WHAT TO PRODUCE ::
Reproduce the listing below word for word.
— START —
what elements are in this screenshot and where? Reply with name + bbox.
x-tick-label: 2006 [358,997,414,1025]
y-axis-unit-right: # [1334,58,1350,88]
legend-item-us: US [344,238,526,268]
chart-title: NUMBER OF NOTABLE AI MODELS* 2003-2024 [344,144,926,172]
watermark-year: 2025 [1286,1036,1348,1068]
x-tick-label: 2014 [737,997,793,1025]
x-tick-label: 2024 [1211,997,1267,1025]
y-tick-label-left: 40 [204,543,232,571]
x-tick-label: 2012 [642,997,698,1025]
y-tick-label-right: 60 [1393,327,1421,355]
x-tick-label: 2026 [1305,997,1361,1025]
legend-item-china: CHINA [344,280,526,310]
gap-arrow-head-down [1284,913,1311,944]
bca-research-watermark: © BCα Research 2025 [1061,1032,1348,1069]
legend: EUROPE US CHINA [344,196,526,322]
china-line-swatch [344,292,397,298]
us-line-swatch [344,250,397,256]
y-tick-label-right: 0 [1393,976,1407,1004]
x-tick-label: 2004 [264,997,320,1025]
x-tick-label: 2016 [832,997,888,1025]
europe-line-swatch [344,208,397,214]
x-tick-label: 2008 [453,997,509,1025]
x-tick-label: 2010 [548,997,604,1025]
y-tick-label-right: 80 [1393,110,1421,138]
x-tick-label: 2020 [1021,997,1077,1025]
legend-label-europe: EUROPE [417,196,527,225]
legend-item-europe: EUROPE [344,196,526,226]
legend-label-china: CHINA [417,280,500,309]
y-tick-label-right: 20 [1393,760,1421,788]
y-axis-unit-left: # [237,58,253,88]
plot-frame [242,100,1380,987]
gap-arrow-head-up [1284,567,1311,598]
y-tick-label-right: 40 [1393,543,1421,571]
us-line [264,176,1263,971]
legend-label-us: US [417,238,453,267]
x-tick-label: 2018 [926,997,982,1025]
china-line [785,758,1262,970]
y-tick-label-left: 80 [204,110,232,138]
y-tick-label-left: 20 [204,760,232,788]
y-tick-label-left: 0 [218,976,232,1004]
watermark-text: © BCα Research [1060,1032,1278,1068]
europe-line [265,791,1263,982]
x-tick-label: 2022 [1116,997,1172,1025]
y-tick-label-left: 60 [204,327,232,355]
— END —
OUTPUT FOR THIS EXERCISE ::
what elements are in this screenshot and where? Reply with name + bbox.
x-tick-label: 2006 [358,997,414,1025]
y-axis-unit-right: # [1334,58,1350,88]
legend-item-us: US [344,238,526,268]
chart-title: NUMBER OF NOTABLE AI MODELS* 2003-2024 [344,144,926,172]
watermark-year: 2025 [1286,1036,1348,1068]
x-tick-label: 2014 [737,997,793,1025]
x-tick-label: 2024 [1211,997,1267,1025]
y-tick-label-left: 40 [204,543,232,571]
x-tick-label: 2012 [642,997,698,1025]
y-tick-label-right: 60 [1393,327,1421,355]
x-tick-label: 2026 [1305,997,1361,1025]
legend-item-china: CHINA [344,280,526,310]
gap-arrow-head-down [1284,913,1311,944]
bca-research-watermark: © BCα Research 2025 [1061,1032,1348,1069]
legend: EUROPE US CHINA [344,196,526,322]
china-line-swatch [344,292,397,298]
us-line-swatch [344,250,397,256]
y-tick-label-right: 0 [1393,976,1407,1004]
x-tick-label: 2004 [264,997,320,1025]
x-tick-label: 2016 [832,997,888,1025]
europe-line-swatch [344,208,397,214]
x-tick-label: 2008 [453,997,509,1025]
x-tick-label: 2010 [548,997,604,1025]
y-tick-label-right: 80 [1393,110,1421,138]
x-tick-label: 2020 [1021,997,1077,1025]
legend-label-europe: EUROPE [417,196,527,225]
legend-item-europe: EUROPE [344,196,526,226]
legend-label-china: CHINA [417,280,500,309]
y-tick-label-right: 20 [1393,760,1421,788]
y-axis-unit-left: # [237,58,253,88]
plot-frame [242,100,1380,987]
gap-arrow-head-up [1284,567,1311,598]
y-tick-label-right: 40 [1393,543,1421,571]
us-line [264,176,1263,971]
legend-label-us: US [417,238,453,267]
x-tick-label: 2018 [926,997,982,1025]
china-line [785,758,1262,970]
y-tick-label-left: 80 [204,110,232,138]
y-tick-label-left: 20 [204,760,232,788]
y-tick-label-left: 0 [218,976,232,1004]
watermark-text: © BCα Research [1060,1032,1278,1068]
europe-line [265,791,1263,982]
x-tick-label: 2022 [1116,997,1172,1025]
y-tick-label-left: 60 [204,327,232,355]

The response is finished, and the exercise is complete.